(Records)
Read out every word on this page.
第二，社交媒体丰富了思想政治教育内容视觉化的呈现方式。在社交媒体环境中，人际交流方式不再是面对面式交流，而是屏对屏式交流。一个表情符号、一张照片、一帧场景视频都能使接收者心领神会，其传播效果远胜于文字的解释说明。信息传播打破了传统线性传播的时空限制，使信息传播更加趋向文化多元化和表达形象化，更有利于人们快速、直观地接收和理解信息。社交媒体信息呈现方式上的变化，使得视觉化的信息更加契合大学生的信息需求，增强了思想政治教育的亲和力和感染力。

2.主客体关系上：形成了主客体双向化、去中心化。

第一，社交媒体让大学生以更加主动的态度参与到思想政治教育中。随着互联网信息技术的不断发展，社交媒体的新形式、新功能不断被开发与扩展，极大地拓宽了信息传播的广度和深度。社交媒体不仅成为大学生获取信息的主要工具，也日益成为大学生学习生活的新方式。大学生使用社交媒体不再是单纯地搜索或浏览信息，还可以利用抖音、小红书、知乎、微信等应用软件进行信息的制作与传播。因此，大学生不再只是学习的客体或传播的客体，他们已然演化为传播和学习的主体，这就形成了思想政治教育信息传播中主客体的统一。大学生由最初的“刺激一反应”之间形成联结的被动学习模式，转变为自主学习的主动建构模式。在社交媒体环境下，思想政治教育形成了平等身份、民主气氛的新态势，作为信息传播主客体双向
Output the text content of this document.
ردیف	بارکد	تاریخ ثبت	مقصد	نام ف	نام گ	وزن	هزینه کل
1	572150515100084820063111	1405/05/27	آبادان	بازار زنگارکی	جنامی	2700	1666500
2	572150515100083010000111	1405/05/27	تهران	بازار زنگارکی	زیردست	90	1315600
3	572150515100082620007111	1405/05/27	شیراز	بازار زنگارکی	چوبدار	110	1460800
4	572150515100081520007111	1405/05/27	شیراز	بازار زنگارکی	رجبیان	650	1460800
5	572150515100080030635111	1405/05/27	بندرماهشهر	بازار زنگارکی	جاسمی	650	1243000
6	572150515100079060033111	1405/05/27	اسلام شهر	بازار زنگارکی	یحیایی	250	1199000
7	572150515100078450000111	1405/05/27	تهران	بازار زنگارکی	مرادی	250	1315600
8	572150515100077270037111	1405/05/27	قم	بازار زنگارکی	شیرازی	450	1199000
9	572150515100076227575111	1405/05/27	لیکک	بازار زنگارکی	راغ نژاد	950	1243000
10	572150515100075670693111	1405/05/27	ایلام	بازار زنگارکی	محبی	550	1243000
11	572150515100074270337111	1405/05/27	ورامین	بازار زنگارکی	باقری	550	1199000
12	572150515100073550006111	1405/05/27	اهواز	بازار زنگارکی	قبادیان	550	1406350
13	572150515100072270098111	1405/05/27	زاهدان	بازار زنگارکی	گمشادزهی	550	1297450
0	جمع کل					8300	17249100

■ WHAT YOU WILL DO
Quote each line of the listing above exactly.

■ RIGHT ANSWER
Read out every word on this page.
第二，社交媒体丰富了思想政治教育内容视觉化的呈现方式。在社交媒体环境中，人际交流方式不再是面对面式交流，而是屏对屏式交流。一个表情符号、一张照片、一帧场景视频都能使接收者心领神会，其传播效果远胜于文字的解释说明。信息传播打破了传统线性传播的时空限制，使信息传播更加趋向文化多元化和表达形象化，更有利于人们快速、直观地接收和理解信息。社交媒体信息呈现方式上的变化，使得视觉化的信息更加契合大学生的信息需求，增强了思想政治教育的亲和力和感染力。

2.主客体关系上：形成了主客体双向化、去中心化。

第一，社交媒体让大学生以更加主动的态度参与到思想政治教育中。随着互联网信息技术的不断发展，社交媒体的新形式、新功能不断被开发与扩展，极大地拓宽了信息传播的广度和深度。社交媒体不仅成为大学生获取信息的主要工具，也日益成为大学生学习生活的新方式。大学生使用社交媒体不再是单纯地搜索或浏览信息，还可以利用抖音、小红书、知乎、微信等应用软件进行信息的制作与传播。因此，大学生不再只是学习的客体或传播的客体，他们已然演化为传播和学习的主体，这就形成了思想政治教育信息传播中主客体的统一。大学生由最初的“刺激一反应”之间形成联结的被动学习模式，转变为自主学习的主动建构模式。在社交媒体环境下，思想政治教育形成了平等身份、民主气氛的新态势，作为信息传播主客体双向
Output the text content of this document.
ردیف	بارکد	تاریخ ثبت	مقصد	نام ف	نام گ	وزن	هزینه کل
1	572150515100084820063111	1405/05/27	آبادان	بازار زنگارکی	جنامی	2700	1666500
2	572150515100083010000111	1405/05/27	تهران	بازار زنگارکی	زیردست	90	1315600
3	572150515100082620007111	1405/05/27	شیراز	بازار زنگارکی	چوبدار	110	1460800
4	572150515100081520007111	1405/05/27	شیراز	بازار زنگارکی	رجبیان	650	1460800
5	572150515100080030635111	1405/05/27	بندرماهشهر	بازار زنگارکی	جاسمی	650	1243000
6	572150515100079060033111	1405/05/27	اسلام شهر	بازار زنگارکی	یحیایی	250	1199000
7	572150515100078450000111	1405/05/27	تهران	بازار زنگارکی	مرادی	250	1315600
8	572150515100077270037111	1405/05/27	قم	بازار زنگارکی	شیرازی	450	1199000
9	572150515100076227575111	1405/05/27	لیکک	بازار زنگارکی	راغ نژاد	950	1243000
10	572150515100075670693111	1405/05/27	ایلام	بازار زنگارکی	محبی	550	1243000
11	572150515100074270337111	1405/05/27	ورامین	بازار زنگارکی	باقری	550	1199000
12	572150515100073550006111	1405/05/27	اهواز	بازار زنگارکی	قبادیان	550	1406350
13	572150515100072270098111	1405/05/27	زاهدان	بازار زنگارکی	گمشادزهی	550	1297450
0	جمع کل					8300	17249100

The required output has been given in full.